● **Task statement**
Repeat the material exactly, leaving nothing out.

● **Source records**
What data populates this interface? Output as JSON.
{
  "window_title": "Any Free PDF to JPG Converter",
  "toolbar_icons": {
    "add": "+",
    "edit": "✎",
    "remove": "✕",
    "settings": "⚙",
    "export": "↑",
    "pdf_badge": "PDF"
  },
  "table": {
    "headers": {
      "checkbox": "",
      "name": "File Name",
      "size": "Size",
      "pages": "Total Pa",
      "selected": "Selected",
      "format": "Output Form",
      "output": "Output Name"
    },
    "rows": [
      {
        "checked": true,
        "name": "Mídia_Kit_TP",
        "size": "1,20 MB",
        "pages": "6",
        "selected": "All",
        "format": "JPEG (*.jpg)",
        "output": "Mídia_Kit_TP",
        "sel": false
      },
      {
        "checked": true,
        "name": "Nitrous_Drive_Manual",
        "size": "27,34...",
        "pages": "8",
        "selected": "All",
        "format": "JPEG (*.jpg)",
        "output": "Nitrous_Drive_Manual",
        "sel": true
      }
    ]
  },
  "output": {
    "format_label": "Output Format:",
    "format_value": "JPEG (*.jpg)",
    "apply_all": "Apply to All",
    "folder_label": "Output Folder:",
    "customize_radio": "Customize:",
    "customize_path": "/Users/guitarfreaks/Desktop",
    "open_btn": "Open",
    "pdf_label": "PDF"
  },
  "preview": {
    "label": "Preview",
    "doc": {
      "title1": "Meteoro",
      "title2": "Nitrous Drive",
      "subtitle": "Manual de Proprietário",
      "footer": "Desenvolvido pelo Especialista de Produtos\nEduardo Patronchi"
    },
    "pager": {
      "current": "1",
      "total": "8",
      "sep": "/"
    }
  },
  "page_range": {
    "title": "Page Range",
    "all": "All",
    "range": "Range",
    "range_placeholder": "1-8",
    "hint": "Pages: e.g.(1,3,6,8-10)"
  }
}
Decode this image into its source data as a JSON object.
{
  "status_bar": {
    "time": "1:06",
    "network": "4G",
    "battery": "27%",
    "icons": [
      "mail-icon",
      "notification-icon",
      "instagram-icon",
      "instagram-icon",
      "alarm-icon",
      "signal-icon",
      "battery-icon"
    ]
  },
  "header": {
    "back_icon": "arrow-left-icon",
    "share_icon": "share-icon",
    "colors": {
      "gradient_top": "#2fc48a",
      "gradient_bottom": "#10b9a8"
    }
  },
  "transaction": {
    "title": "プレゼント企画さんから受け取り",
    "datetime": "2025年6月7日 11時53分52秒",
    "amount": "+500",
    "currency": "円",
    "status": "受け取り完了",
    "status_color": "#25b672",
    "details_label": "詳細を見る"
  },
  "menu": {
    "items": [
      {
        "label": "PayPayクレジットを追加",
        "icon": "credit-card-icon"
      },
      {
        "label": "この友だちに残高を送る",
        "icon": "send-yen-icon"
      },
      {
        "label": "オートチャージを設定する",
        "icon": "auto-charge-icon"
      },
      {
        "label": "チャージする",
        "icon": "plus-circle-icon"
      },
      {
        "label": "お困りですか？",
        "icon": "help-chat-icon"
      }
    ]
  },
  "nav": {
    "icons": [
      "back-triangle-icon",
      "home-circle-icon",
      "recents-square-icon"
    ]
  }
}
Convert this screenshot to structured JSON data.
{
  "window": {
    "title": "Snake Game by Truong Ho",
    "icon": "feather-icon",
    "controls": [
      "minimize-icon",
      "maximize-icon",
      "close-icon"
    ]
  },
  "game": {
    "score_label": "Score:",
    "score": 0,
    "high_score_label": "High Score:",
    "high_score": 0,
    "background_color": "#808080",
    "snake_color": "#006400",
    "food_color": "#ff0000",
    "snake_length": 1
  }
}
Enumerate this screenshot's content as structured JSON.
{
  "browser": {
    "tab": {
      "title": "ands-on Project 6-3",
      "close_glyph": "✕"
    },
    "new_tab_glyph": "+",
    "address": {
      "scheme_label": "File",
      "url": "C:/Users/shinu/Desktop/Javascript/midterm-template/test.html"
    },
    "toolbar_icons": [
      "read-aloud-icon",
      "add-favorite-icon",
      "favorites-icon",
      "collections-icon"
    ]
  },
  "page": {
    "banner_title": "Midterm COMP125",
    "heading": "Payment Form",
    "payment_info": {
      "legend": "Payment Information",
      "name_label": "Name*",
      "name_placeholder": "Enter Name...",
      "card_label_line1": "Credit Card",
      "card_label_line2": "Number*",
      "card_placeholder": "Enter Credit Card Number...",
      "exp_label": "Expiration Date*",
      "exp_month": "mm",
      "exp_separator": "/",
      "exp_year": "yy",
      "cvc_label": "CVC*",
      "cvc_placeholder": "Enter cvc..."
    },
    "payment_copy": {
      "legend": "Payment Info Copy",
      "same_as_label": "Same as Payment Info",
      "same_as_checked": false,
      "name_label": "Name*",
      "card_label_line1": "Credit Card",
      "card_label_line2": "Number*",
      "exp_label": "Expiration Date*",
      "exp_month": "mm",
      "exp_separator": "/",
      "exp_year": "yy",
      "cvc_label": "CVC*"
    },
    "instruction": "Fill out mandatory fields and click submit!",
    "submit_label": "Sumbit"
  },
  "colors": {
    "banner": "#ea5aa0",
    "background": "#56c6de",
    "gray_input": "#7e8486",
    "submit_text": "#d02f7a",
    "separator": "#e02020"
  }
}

● **Full response**
What data populates this interface? Output as JSON.
{
  "window_title": "Any Free PDF to JPG Converter",
  "toolbar_icons": {
    "add": "+",
    "edit": "✎",
    "remove": "✕",
    "settings": "⚙",
    "export": "↑",
    "pdf_badge": "PDF"
  },
  "table": {
    "headers": {
      "checkbox": "",
      "name": "File Name",
      "size": "Size",
      "pages": "Total Pa",
      "selected": "Selected",
      "format": "Output Form",
      "output": "Output Name"
    },
    "rows": [
      {
        "checked": true,
        "name": "Mídia_Kit_TP",
        "size": "1,20 MB",
        "pages": "6",
        "selected": "All",
        "format": "JPEG (*.jpg)",
        "output": "Mídia_Kit_TP",
        "sel": false
      },
      {
        "checked": true,
        "name": "Nitrous_Drive_Manual",
        "size": "27,34...",
        "pages": "8",
        "selected": "All",
        "format": "JPEG (*.jpg)",
        "output": "Nitrous_Drive_Manual",
        "sel": true
      }
    ]
  },
  "output": {
    "format_label": "Output Format:",
    "format_value": "JPEG (*.jpg)",
    "apply_all": "Apply to All",
    "folder_label": "Output Folder:",
    "customize_radio": "Customize:",
    "customize_path": "/Users/guitarfreaks/Desktop",
    "open_btn": "Open",
    "pdf_label": "PDF"
  },
  "preview": {
    "label": "Preview",
    "doc": {
      "title1": "Meteoro",
      "title2": "Nitrous Drive",
      "subtitle": "Manual de Proprietário",
      "footer": "Desenvolvido pelo Especialista de Produtos\nEduardo Patronchi"
    },
    "pager": {
      "current": "1",
      "total": "8",
      "sep": "/"
    }
  },
  "page_range": {
    "title": "Page Range",
    "all": "All",
    "range": "Range",
    "range_placeholder": "1-8",
    "hint": "Pages: e.g.(1,3,6,8-10)"
  }
}
Decode this image into its source data as a JSON object.
{
  "status_bar": {
    "time": "1:06",
    "network": "4G",
    "battery": "27%",
    "icons": [
      "mail-icon",
      "notification-icon",
      "instagram-icon",
      "instagram-icon",
      "alarm-icon",
      "signal-icon",
      "battery-icon"
    ]
  },
  "header": {
    "back_icon": "arrow-left-icon",
    "share_icon": "share-icon",
    "colors": {
      "gradient_top": "#2fc48a",
      "gradient_bottom": "#10b9a8"
    }
  },
  "transaction": {
    "title": "プレゼント企画さんから受け取り",
    "datetime": "2025年6月7日 11時53分52秒",
    "amount": "+500",
    "currency": "円",
    "status": "受け取り完了",
    "status_color": "#25b672",
    "details_label": "詳細を見る"
  },
  "menu": {
    "items": [
      {
        "label": "PayPayクレジットを追加",
        "icon": "credit-card-icon"
      },
      {
        "label": "この友だちに残高を送る",
        "icon": "send-yen-icon"
      },
      {
        "label": "オートチャージを設定する",
        "icon": "auto-charge-icon"
      },
      {
        "label": "チャージする",
        "icon": "plus-circle-icon"
      },
      {
        "label": "お困りですか？",
        "icon": "help-chat-icon"
      }
    ]
  },
  "nav": {
    "icons": [
      "back-triangle-icon",
      "home-circle-icon",
      "recents-square-icon"
    ]
  }
}
Convert this screenshot to structured JSON data.
{
  "window": {
    "title": "Snake Game by Truong Ho",
    "icon": "feather-icon",
    "controls": [
      "minimize-icon",
      "maximize-icon",
      "close-icon"
    ]
  },
  "game": {
    "score_label": "Score:",
    "score": 0,
    "high_score_label": "High Score:",
    "high_score": 0,
    "background_color": "#808080",
    "snake_color": "#006400",
    "food_color": "#ff0000",
    "snake_length": 1
  }
}
Enumerate this screenshot's content as structured JSON.
{
  "browser": {
    "tab": {
      "title": "ands-on Project 6-3",
      "close_glyph": "✕"
    },
    "new_tab_glyph": "+",
    "address": {
      "scheme_label": "File",
      "url": "C:/Users/shinu/Desktop/Javascript/midterm-template/test.html"
    },
    "toolbar_icons": [
      "read-aloud-icon",
      "add-favorite-icon",
      "favorites-icon",
      "collections-icon"
    ]
  },
  "page": {
    "banner_title": "Midterm COMP125",
    "heading": "Payment Form",
    "payment_info": {
      "legend": "Payment Information",
      "name_label": "Name*",
      "name_placeholder": "Enter Name...",
      "card_label_line1": "Credit Card",
      "card_label_line2": "Number*",
      "card_placeholder": "Enter Credit Card Number...",
      "exp_label": "Expiration Date*",
      "exp_month": "mm",
      "exp_separator": "/",
      "exp_year": "yy",
      "cvc_label": "CVC*",
      "cvc_placeholder": "Enter cvc..."
    },
    "payment_copy": {
      "legend": "Payment Info Copy",
      "same_as_label": "Same as Payment Info",
      "same_as_checked": false,
      "name_label": "Name*",
      "card_label_line1": "Credit Card",
      "card_label_line2": "Number*",
      "exp_label": "Expiration Date*",
      "exp_month": "mm",
      "exp_separator": "/",
      "exp_year": "yy",
      "cvc_label": "CVC*"
    },
    "instruction": "Fill out mandatory fields and click submit!",
    "submit_label": "Sumbit"
  },
  "colors": {
    "banner": "#ea5aa0",
    "background": "#56c6de",
    "gray_input": "#7e8486",
    "submit_text": "#d02f7a",
    "separator": "#e02020"
  }
}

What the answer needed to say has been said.